What to work on: Write each line of the data below as one string in a JSON list, leaving out blank lines. Cover everything from the first line of the data down to the line containing "callout-5: 5 bbox=[526, 74, 543, 107]", including both.

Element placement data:

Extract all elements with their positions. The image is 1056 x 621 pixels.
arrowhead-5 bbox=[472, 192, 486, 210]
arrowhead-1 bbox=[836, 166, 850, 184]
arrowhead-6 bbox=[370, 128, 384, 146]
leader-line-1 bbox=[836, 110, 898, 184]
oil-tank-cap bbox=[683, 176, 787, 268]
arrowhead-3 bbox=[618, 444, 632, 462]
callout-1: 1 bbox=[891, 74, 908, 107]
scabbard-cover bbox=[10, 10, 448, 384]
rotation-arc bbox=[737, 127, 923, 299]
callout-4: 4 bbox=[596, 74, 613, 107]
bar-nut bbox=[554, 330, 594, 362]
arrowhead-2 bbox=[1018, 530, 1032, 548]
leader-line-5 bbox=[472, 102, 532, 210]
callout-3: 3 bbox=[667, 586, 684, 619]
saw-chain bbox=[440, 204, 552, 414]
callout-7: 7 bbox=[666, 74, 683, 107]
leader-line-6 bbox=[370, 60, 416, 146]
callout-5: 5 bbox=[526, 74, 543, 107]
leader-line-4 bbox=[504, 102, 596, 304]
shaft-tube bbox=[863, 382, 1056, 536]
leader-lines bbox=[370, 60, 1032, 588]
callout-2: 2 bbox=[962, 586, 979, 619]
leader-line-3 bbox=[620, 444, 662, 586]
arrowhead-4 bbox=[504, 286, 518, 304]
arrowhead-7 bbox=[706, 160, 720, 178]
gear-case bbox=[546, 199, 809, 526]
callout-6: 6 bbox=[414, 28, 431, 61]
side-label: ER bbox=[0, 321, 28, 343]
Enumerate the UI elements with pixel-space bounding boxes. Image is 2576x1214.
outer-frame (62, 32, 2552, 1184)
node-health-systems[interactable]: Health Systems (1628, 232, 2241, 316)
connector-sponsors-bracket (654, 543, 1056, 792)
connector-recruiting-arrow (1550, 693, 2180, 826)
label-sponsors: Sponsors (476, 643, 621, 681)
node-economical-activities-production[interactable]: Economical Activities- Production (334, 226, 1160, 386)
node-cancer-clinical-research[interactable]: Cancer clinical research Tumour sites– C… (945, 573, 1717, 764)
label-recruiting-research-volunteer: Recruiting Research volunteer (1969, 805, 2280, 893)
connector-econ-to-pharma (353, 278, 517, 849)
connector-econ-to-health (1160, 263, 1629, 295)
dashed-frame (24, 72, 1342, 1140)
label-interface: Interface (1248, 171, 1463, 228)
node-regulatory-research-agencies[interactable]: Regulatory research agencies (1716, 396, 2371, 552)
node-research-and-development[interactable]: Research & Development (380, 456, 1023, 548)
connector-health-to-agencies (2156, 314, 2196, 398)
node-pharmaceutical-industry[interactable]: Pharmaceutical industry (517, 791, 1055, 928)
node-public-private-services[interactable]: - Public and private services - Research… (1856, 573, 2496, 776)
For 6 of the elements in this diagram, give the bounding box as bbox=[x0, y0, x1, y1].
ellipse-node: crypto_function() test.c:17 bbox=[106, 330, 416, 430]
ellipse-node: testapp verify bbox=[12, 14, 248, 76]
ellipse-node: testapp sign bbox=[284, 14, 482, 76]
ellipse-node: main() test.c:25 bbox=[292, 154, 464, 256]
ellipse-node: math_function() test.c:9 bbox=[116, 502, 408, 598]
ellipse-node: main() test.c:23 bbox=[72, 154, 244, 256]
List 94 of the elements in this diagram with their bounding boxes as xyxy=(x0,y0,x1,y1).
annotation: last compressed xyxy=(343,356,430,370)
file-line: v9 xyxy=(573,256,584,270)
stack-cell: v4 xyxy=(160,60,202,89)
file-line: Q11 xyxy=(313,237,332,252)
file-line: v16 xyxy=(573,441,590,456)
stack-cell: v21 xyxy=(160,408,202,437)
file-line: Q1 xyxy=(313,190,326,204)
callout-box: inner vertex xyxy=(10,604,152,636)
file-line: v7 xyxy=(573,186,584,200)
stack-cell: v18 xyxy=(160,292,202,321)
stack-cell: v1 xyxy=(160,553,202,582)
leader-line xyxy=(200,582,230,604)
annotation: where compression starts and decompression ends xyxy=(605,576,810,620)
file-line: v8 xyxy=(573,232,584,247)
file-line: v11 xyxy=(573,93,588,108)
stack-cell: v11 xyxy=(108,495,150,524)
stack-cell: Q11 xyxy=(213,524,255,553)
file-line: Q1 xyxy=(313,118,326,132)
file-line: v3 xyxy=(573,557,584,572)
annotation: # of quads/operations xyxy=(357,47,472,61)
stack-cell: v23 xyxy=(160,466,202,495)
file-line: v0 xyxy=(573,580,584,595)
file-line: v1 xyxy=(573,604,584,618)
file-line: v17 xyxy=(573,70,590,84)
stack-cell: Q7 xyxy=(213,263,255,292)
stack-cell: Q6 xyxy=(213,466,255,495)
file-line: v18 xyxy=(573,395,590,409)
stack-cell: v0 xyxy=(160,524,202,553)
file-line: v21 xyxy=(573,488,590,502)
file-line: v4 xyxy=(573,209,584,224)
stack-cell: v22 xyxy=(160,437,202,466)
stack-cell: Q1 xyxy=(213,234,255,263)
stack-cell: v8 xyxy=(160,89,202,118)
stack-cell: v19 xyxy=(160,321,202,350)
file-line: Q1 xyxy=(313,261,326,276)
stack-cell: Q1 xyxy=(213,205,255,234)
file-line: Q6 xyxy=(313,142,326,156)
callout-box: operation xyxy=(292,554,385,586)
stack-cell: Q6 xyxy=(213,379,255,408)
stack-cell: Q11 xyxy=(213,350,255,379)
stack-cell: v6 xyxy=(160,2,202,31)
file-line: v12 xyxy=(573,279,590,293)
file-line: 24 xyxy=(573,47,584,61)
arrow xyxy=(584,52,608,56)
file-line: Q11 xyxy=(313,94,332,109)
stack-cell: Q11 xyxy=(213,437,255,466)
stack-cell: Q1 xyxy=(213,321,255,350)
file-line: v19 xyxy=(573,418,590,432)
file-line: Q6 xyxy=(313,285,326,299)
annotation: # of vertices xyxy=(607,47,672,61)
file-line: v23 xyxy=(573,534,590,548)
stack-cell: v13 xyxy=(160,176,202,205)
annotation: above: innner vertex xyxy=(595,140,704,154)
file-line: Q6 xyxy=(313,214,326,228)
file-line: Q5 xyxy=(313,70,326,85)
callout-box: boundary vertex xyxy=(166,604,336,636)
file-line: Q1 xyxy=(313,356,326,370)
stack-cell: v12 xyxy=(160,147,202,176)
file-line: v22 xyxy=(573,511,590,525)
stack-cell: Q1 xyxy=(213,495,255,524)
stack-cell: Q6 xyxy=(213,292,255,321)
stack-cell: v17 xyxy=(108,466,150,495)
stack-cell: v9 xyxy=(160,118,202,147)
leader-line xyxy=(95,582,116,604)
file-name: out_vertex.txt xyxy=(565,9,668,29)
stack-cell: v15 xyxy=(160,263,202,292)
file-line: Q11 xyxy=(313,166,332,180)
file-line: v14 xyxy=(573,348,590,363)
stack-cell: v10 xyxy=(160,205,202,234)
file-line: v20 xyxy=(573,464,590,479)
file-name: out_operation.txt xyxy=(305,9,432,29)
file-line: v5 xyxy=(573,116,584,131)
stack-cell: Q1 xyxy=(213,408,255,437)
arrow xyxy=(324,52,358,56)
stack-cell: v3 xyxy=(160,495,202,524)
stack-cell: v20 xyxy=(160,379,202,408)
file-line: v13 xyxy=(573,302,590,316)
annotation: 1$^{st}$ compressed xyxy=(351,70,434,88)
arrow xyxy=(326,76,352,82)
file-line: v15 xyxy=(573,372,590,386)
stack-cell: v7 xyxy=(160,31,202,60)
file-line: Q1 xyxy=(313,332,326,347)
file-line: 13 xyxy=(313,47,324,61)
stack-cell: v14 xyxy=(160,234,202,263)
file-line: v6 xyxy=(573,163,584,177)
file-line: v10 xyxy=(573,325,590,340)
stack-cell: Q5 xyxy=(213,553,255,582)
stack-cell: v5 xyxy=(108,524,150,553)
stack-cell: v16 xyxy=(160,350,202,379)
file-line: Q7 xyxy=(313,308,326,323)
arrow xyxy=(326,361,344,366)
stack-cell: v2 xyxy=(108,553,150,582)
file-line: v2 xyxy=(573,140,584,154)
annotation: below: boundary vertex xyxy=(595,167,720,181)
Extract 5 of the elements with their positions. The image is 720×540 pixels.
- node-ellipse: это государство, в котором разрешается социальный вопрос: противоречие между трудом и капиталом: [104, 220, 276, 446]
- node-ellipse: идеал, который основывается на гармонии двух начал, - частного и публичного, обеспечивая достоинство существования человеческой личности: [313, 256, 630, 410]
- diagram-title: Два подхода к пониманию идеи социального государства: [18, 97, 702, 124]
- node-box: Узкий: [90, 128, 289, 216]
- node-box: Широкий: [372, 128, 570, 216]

Full solution:
[
  "Extract all elements with their positions. The image is 1056 x 621 pixels.",
  "arrowhead-5 bbox=[472, 192, 486, 210]",
  "arrowhead-1 bbox=[836, 166, 850, 184]",
  "arrowhead-6 bbox=[370, 128, 384, 146]",
  "leader-line-1 bbox=[836, 110, 898, 184]",
  "oil-tank-cap bbox=[683, 176, 787, 268]",
  "arrowhead-3 bbox=[618, 444, 632, 462]",
  "callout-1: 1 bbox=[891, 74, 908, 107]",
  "scabbard-cover bbox=[10, 10, 448, 384]",
  "rotation-arc bbox=[737, 127, 923, 299]",
  "callout-4: 4 bbox=[596, 74, 613, 107]",
  "bar-nut bbox=[554, 330, 594, 362]",
  "arrowhead-2 bbox=[1018, 530, 1032, 548]",
  "leader-line-5 bbox=[472, 102, 532, 210]",
  "callout-3: 3 bbox=[667, 586, 684, 619]",
  "saw-chain bbox=[440, 204, 552, 414]",
  "callout-7: 7 bbox=[666, 74, 683, 107]",
  "leader-line-6 bbox=[370, 60, 416, 146]",
  "callout-5: 5 bbox=[526, 74, 543, 107]"
]